## Records for this exercise:
◆ ◆ ◆ ◆ ◆
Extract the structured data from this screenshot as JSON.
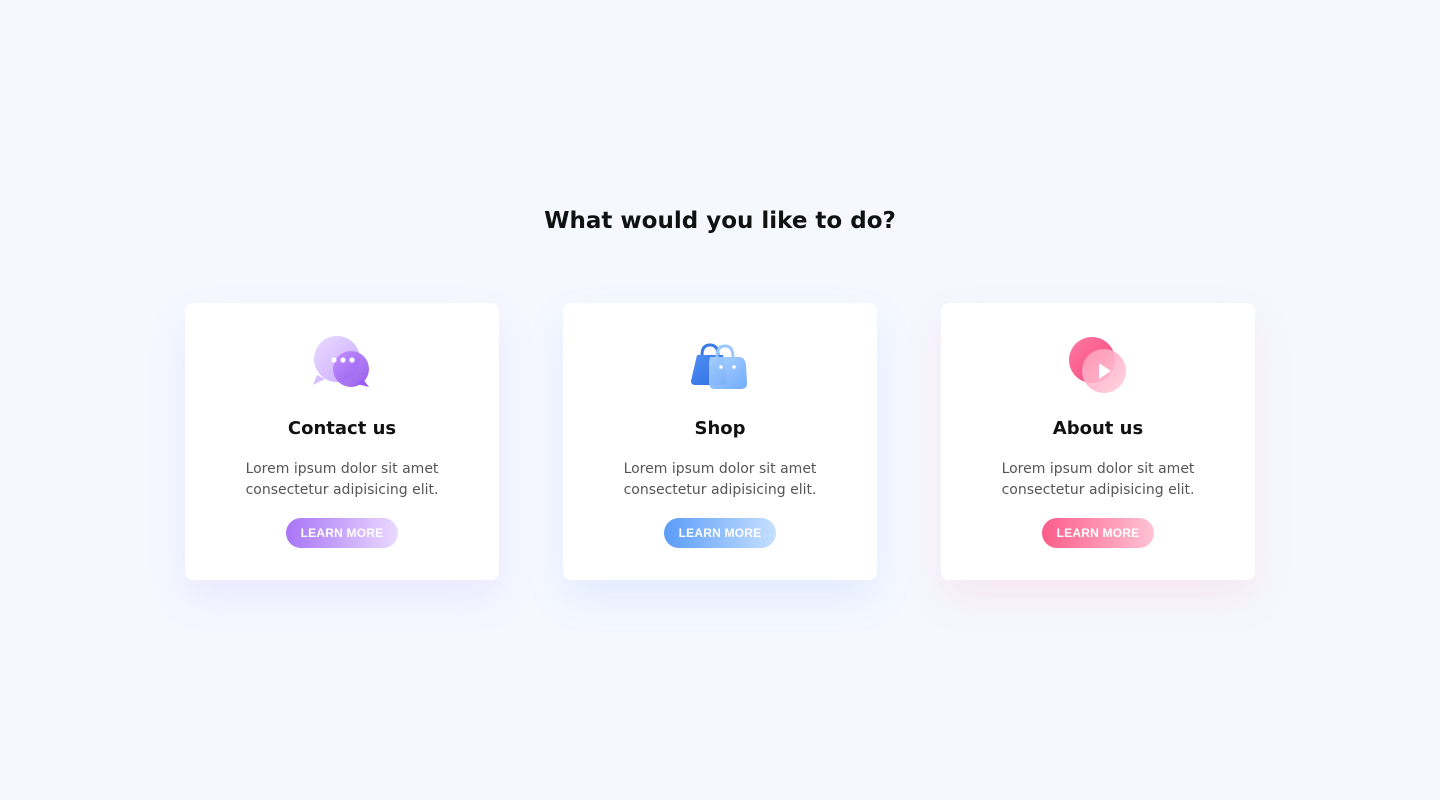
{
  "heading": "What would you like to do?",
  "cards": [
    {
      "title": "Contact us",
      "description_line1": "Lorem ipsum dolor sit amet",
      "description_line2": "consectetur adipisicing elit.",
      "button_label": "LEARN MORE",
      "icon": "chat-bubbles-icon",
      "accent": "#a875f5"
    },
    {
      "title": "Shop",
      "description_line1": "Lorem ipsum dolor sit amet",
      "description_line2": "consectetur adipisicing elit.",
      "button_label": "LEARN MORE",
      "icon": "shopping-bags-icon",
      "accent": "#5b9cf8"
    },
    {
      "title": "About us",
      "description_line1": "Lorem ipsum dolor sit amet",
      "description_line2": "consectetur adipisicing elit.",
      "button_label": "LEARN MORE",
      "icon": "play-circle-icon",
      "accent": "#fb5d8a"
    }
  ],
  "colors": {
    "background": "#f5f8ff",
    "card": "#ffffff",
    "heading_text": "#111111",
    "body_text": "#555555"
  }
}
◆ ◆ ◆ ◆ ◆
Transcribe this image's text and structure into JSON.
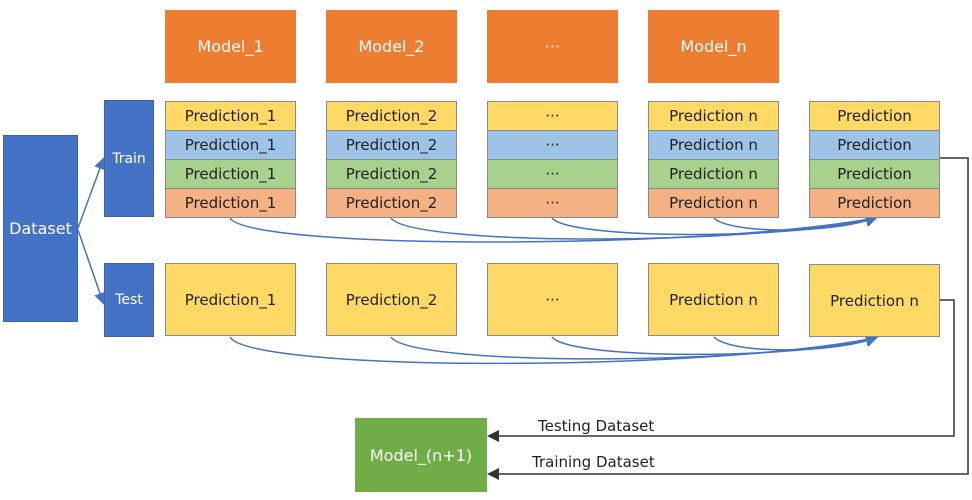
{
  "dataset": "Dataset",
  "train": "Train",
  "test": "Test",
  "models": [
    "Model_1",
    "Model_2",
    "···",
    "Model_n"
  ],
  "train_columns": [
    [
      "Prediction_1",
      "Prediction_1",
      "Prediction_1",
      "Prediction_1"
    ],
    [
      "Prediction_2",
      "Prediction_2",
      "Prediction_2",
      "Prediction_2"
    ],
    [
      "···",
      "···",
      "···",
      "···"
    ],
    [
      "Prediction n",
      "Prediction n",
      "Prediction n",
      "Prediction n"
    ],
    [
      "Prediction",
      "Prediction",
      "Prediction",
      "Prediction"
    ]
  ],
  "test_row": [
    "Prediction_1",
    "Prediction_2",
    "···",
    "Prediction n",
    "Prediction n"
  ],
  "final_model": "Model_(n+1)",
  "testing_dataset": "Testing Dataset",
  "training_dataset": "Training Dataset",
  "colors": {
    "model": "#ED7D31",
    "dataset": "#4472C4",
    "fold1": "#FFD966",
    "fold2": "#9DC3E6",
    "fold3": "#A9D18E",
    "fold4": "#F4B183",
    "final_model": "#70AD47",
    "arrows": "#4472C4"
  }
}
◆ ◆ ◆ ◆ ◆
## The problem:
Going through the data above, count the lines where the string "accent" appears, and answer with only that number.

## Solution:
3